■ **WHAT IS ASKED**
From the entries below, extract every line that includes the word "Jacques".

+++ GIVEN DATA

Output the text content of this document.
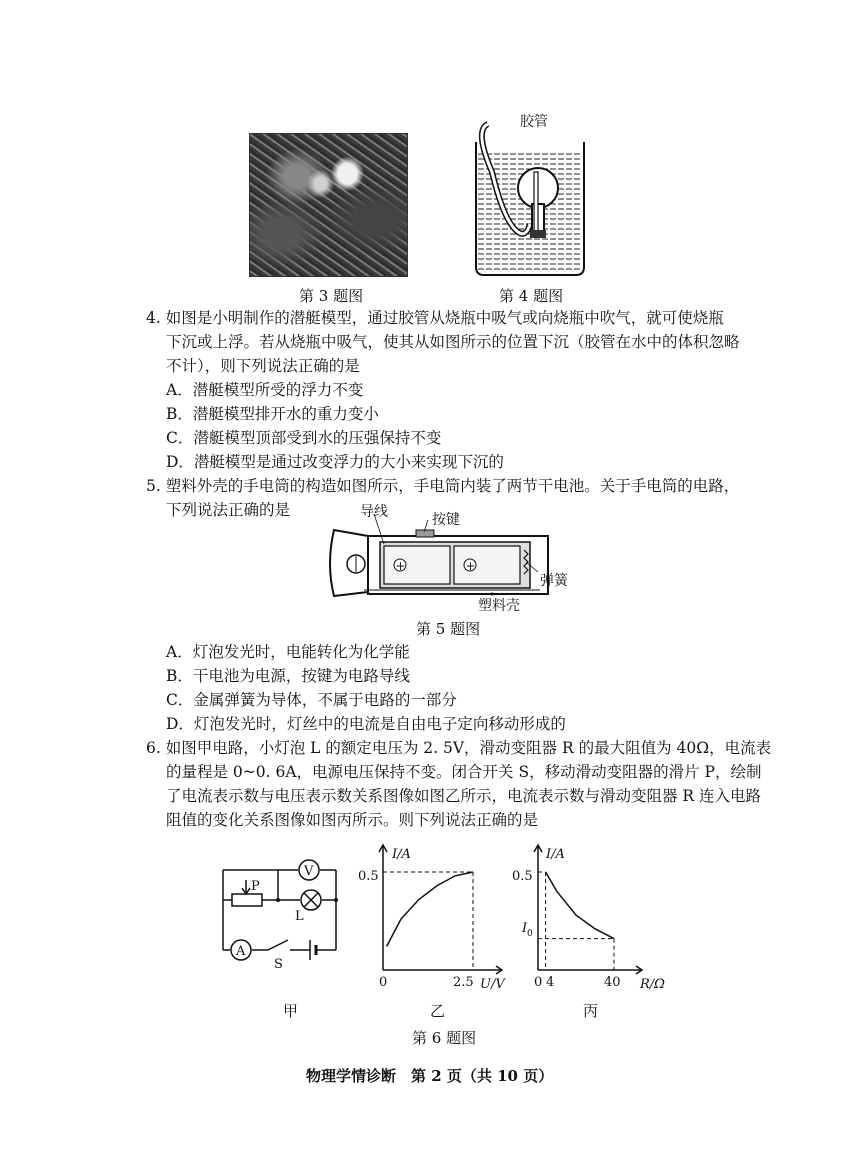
第 3 题图
胶管
第 4 题图
4. 如图是小明制作的潜艇模型，通过胶管从烧瓶中吸气或向烧瓶中吹气，就可使烧瓶
下沉或上浮。若从烧瓶中吸气，使其从如图所示的位置下沉（胶管在水中的体积忽略
不计），则下列说法正确的是
A．潜艇模型所受的浮力不变
B．潜艇模型排开水的重力变小
C．潜艇模型顶部受到水的压强保持不变
D．潜艇模型是通过改变浮力的大小来实现下沉的
5. 塑料外壳的手电筒的构造如图所示，手电筒内装了两节干电池。关于手电筒的电路，
下列说法正确的是
+	+
导线	按键
弹簧
塑料壳
第 5 题图
A．灯泡发光时，电能转化为化学能
B．干电池为电源，按键为电路导线
C．金属弹簧为导体，不属于电路的一部分
D．灯泡发光时，灯丝中的电流是自由电子定向移动形成的
6. 如图甲电路，小灯泡 L 的额定电压为 2. 5V，滑动变阻器 R 的最大阻值为 40Ω，电流表
的量程是 0~0. 6A，电源电压保持不变。闭合开关 S，移动滑动变阻器的滑片 P，绘制
了电流表示数与电压表示数关系图像如图乙所示，电流表示数与滑动变阻器 R 连入电路
阻值的变化关系图像如图丙所示。则下列说法正确的是
V
A
P
L
S
甲
I/A
0.5
0	2.5 U/V
乙
I/A
0.5
I 0
0 4	40 R/Ω
丙
第 6 题图
物理学情诊断　第 2 页（共 10 页）
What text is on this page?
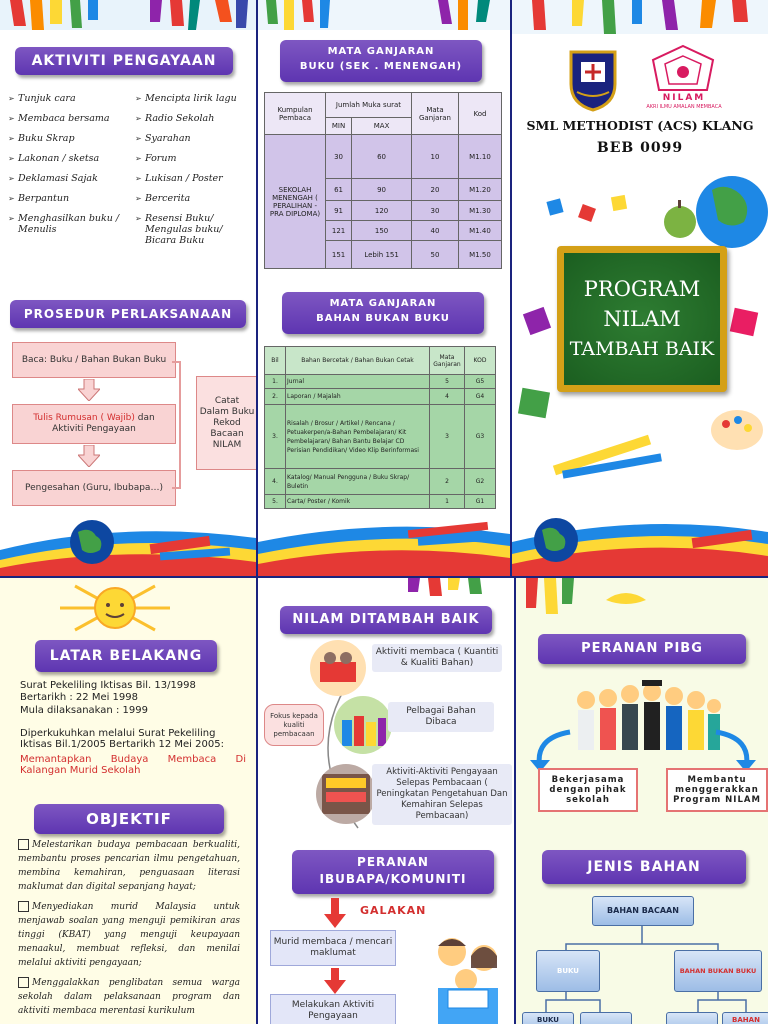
AKTIVITI PENGAYAAN
➢ Tunjuk cara
➢ Membaca bersama
➢ Buku Skrap
➢ Lakonan / sketsa
➢ Deklamasi Sajak
➢ Berpantun
➢ Menghasilkan buku / Menulis
➢ Mencipta lirik lagu
➢ Radio Sekolah
➢ Syarahan
➢ Forum
➢ Lukisan / Poster
➢ Bercerita
➢ Resensi Buku/ Mengulas buku/ Bicara Buku
PROSEDUR PERLAKSANAAN
Baca: Buku / Bahan Bukan Buku
Tulis Rumusan ( Wajib) dan Aktiviti Pengayaan
Pengesahan (Guru, Ibubapa…)
Catat Dalam Buku Rekod Bacaan NILAM
MATA GANJARAN
BUKU (SEK . MENENGAH)
Kumpulan Pembaca	Jumlah Muka surat		Mata Ganjaran	Kod
	MIN	MAX		
SEKOLAH MENENGAH ( PERALIHAN - PRA DIPLOMA)	30	60	10	M1.10
	61	90	20	M1.20
	91	120	30	M1.30
	121	150	40	M1.40
	151	Lebih 151	50	M1.50
MATA GANJARAN
BAHAN BUKAN BUKU
Bil	Bahan Bercetak / Bahan Bukan Cetak	Mata Ganjaran	KOD
1.	Jurnal	5	G5
2.	Laporan / Majalah	4	G4
3.	Risalah / Brosur / Artikel / Rencana / Petuakerpen/a-Bahan Pembelajaran/ Kit Pembelajaran/ Bahan Bantu Belajar CD Perisian Pendidikan/ Video Klip Berinformasi	3	G3
4.	Katalog/ Manual Pengguna / Buku Skrap/ Buletin	2	G2
5.	Carta/ Poster / Komik	1	G1
NILAM
AKRI ILMU AMALAN MEMBACA
SML METHODIST (ACS) KLANG
BEB 0099
PROGRAM
NILAM
TAMBAH BAIK
LATAR BELAKANG
Surat Pekeliling Iktisas Bil. 13/1998
Bertarikh : 22 Mei 1998
Mula dilaksanakan : 1999
Diperkukuhkan melalui Surat Pekeliling Iktisas Bil.1/2005 Bertarikh 12 Mei 2005:
Memantapkan Budaya Membaca Di Kalangan Murid Sekolah
OBJEKTIF

Melestarikan budaya pembacaan berkualiti, membantu proses pencarian ilmu pengetahuan, membina kemahiran, penguasaan literasi maklumat dan digital sepanjang hayat;

Menyediakan murid Malaysia untuk menjawab soalan yang menguji pemikiran aras tinggi (KBAT) yang menguji keupayaan menaakul, membuat refleksi, dan menilai melalui aktiviti pengayaan;

Menggalakkan penglibatan semua warga sekolah dalam pelaksanaan program dan aktiviti membaca merentasi kurikulum

NILAM DITAMBAH BAIK
Fokus kepada kualiti pembacaan
Aktiviti membaca ( Kuantiti & Kualiti Bahan)
Pelbagai Bahan Dibaca
Aktiviti-Aktiviti Pengayaan Selepas Pembacaan ( Peningkatan Pengetahuan Dan Kemahiran Selepas Pembacaan)
PERANAN
IBUBAPA/KOMUNITI
GALAKAN
Murid membaca / mencari maklumat
Melakukan Aktiviti Pengayaan
PERANAN PIBG
Bekerjasama dengan pihak sekolah
Membantu menggerakkan Program NILAM
JENIS BAHAN
BAHAN BACAAN
BUKU	BAHAN BUKAN BUKU
BUKU	BAHAN
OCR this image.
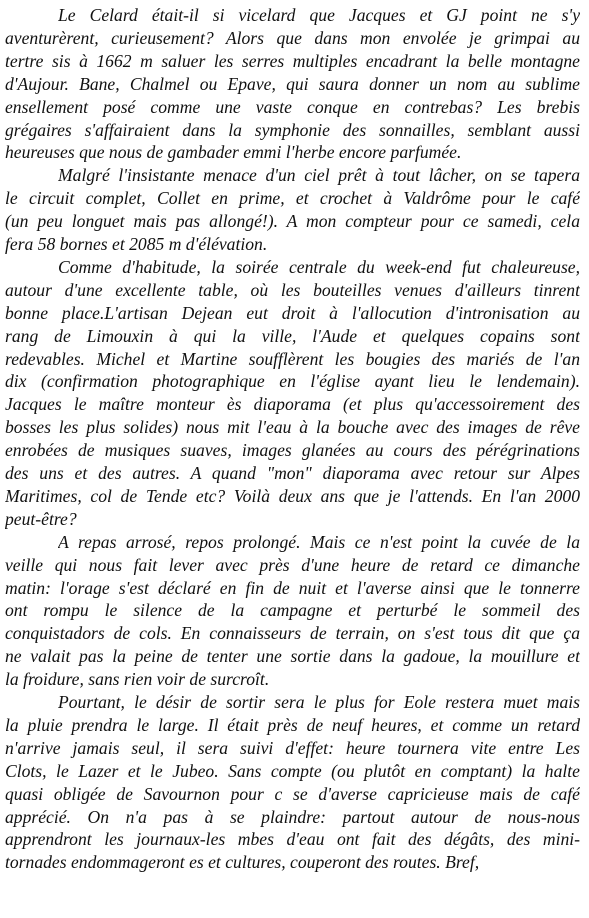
Le Celard était-il si vicelard que Jacques et GJ point ne s'y
aventurèrent, curieusement? Alors que dans mon envolée je grimpai au
tertre sis à 1662 m saluer les serres multiples encadrant la belle montagne
d'Aujour. Bane, Chalmel ou Epave, qui saura donner un nom au sublime
ensellement posé comme une vaste conque en contrebas? Les brebis
grégaires s'affairaient dans la symphonie des sonnailles, semblant aussi
heureuses que nous de gambader emmi l'herbe encore parfumée.
Malgré l'insistante menace d'un ciel prêt à tout lâcher, on se tapera
le circuit complet, Collet en prime, et crochet à Valdrôme pour le café
(un peu longuet mais pas allongé!). A mon compteur pour ce samedi, cela
fera 58 bornes et 2085 m d'élévation.
Comme d'habitude, la soirée centrale du week-end fut chaleureuse,
autour d'une excellente table, où les bouteilles venues d'ailleurs tinrent
bonne place.L'artisan Dejean eut droit à l'allocution d'intronisation au
rang de Limouxin à qui la ville, l'Aude et quelques copains sont
redevables. Michel et Martine soufflèrent les bougies des mariés de l'an
dix (confirmation photographique en l'église ayant lieu le lendemain).
Jacques le maître monteur ès diaporama (et plus qu'accessoirement des
bosses les plus solides) nous mit l'eau à la bouche avec des images de rêve
enrobées de musiques suaves, images glanées au cours des pérégrinations
des uns et des autres. A quand "mon" diaporama avec retour sur Alpes
Maritimes, col de Tende etc? Voilà deux ans que je l'attends. En l'an 2000
peut-être?
A repas arrosé, repos prolongé. Mais ce n'est point la cuvée de la
veille qui nous fait lever avec près d'une heure de retard ce dimanche
matin: l'orage s'est déclaré en fin de nuit et l'averse ainsi que le tonnerre
ont rompu le silence de la campagne et perturbé le sommeil des
conquistadors de cols. En connaisseurs de terrain, on s'est tous dit que ça
ne valait pas la peine de tenter une sortie dans la gadoue, la mouillure et
la froidure, sans rien voir de surcroît.
Pourtant, le désir de sortir sera le plus for Eole restera muet mais
la pluie prendra le large. Il était près de neuf heures, et comme un retard
n'arrive jamais seul, il sera suivi d'effet: heure tournera vite entre Les
Clots, le Lazer et le Jubeo. Sans compte (ou plutôt en comptant) la halte
quasi obligée de Savournon pour c se d'averse capricieuse mais de café
apprécié. On n'a pas à se plaindre: partout autour de nous-nous
apprendront les journaux-les mbes d'eau ont fait des dégâts, des mini-
tornades endommageront es et cultures, couperont des routes. Bref,
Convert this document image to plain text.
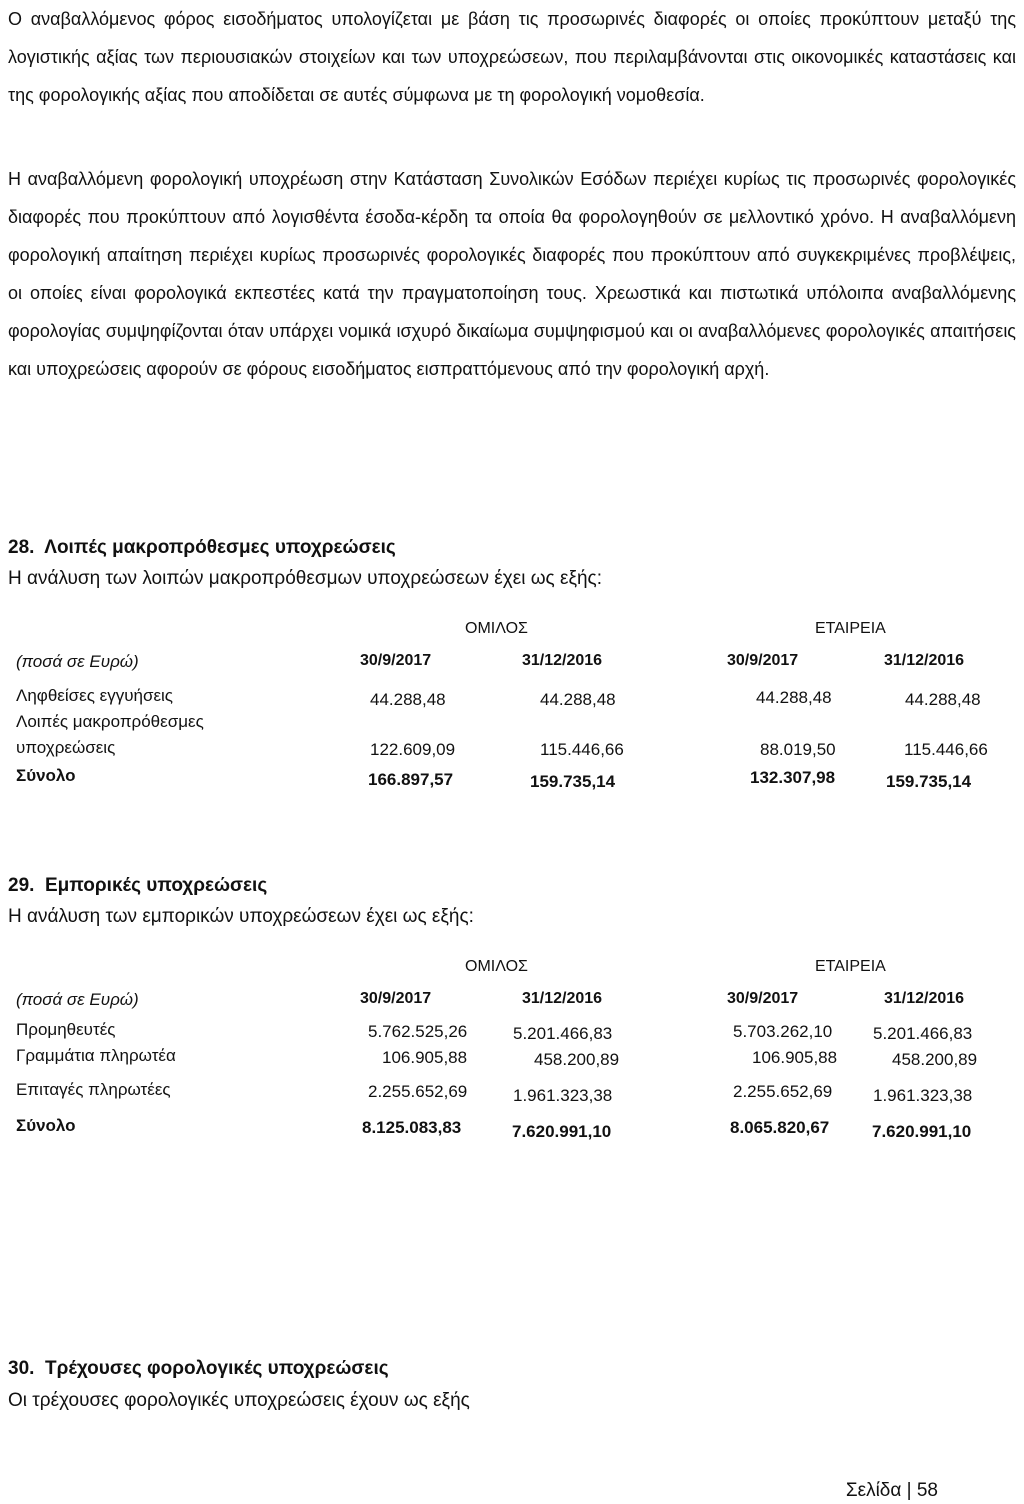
Ο αναβαλλόμενος φόρος εισοδήματος υπολογίζεται με βάση τις προσωρινές διαφορές οι οποίες προκύπτουν μεταξύ της λογιστικής αξίας των περιουσιακών στοιχείων και των υποχρεώσεων, που περιλαμβάνονται στις οικονομικές καταστάσεις και της φορολογικής αξίας που αποδίδεται σε αυτές σύμφωνα με τη φορολογική νομοθεσία.

Η αναβαλλόμενη φορολογική υποχρέωση στην Κατάσταση Συνολικών Εσόδων περιέχει κυρίως τις προσωρινές φορολογικές διαφορές που προκύπτουν από λογισθέντα έσοδα-κέρδη τα οποία θα φορολογηθούν σε μελλοντικό χρόνο. Η αναβαλλόμενη φορολογική απαίτηση περιέχει κυρίως προσωρινές φορολογικές διαφορές που προκύπτουν από συγκεκριμένες προβλέψεις, οι οποίες είναι φορολογικά εκπεστέες κατά την πραγματοποίηση τους. Χρεωστικά και πιστωτικά υπόλοιπα αναβαλλόμενης φορολογίας συμψηφίζονται όταν υπάρχει νομικά ισχυρό δικαίωμα συμψηφισμού και οι αναβαλλόμενες φορολογικές απαιτήσεις και υποχρεώσεις αφορούν σε φόρους εισοδήματος εισπραττόμενους από την φορολογική αρχή.

28. Λοιπές μακροπρόθεσμες υποχρεώσεις

Η ανάλυση των λοιπών μακροπρόθεσμων υποχρεώσεων έχει ως εξής:

ΟΜΙΛΟΣ	ΕΤΑΙΡΕΙΑ
(ποσά σε Ευρώ)	30/9/2017	31/12/2016	30/9/2017	31/12/2016
Ληφθείσες εγγυήσεις	44.288,48	44.288,48	44.288,48	44.288,48
Λοιπές μακροπρόθεσμες
υποχρεώσεις	122.609,09	115.446,66	88.019,50	115.446,66
Σύνολο	166.897,57	159.735,14	132.307,98	159.735,14
29. Εμπορικές υποχρεώσεις

Η ανάλυση των εμπορικών υποχρεώσεων έχει ως εξής:

ΟΜΙΛΟΣ	ΕΤΑΙΡΕΙΑ
(ποσά σε Ευρώ)	30/9/2017	31/12/2016	30/9/2017	31/12/2016
Προμηθευτές	5.762.525,26	5.201.466,83	5.703.262,10 5.201.466,83
Γραμμάτια πληρωτέα	106.905,88	458.200,89	106.905,88	458.200,89
Επιταγές πληρωτέες	2.255.652,69	1.961.323,38	2.255.652,69 1.961.323,38
Σύνολο	8.125.083,83	7.620.991,10	8.065.820,67	7.620.991,10
30. Τρέχουσες φορολογικές υποχρεώσεις

Οι τρέχουσες φορολογικές υποχρεώσεις έχουν ως εξής

Σελίδα | 58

++++++

■ **EXERCISE SOLUTION**
Le Celard était-il si vicelard que Jacques et GJ point ne s'y
Jacques le maître monteur ès diaporama (et plus qu'accessoirement des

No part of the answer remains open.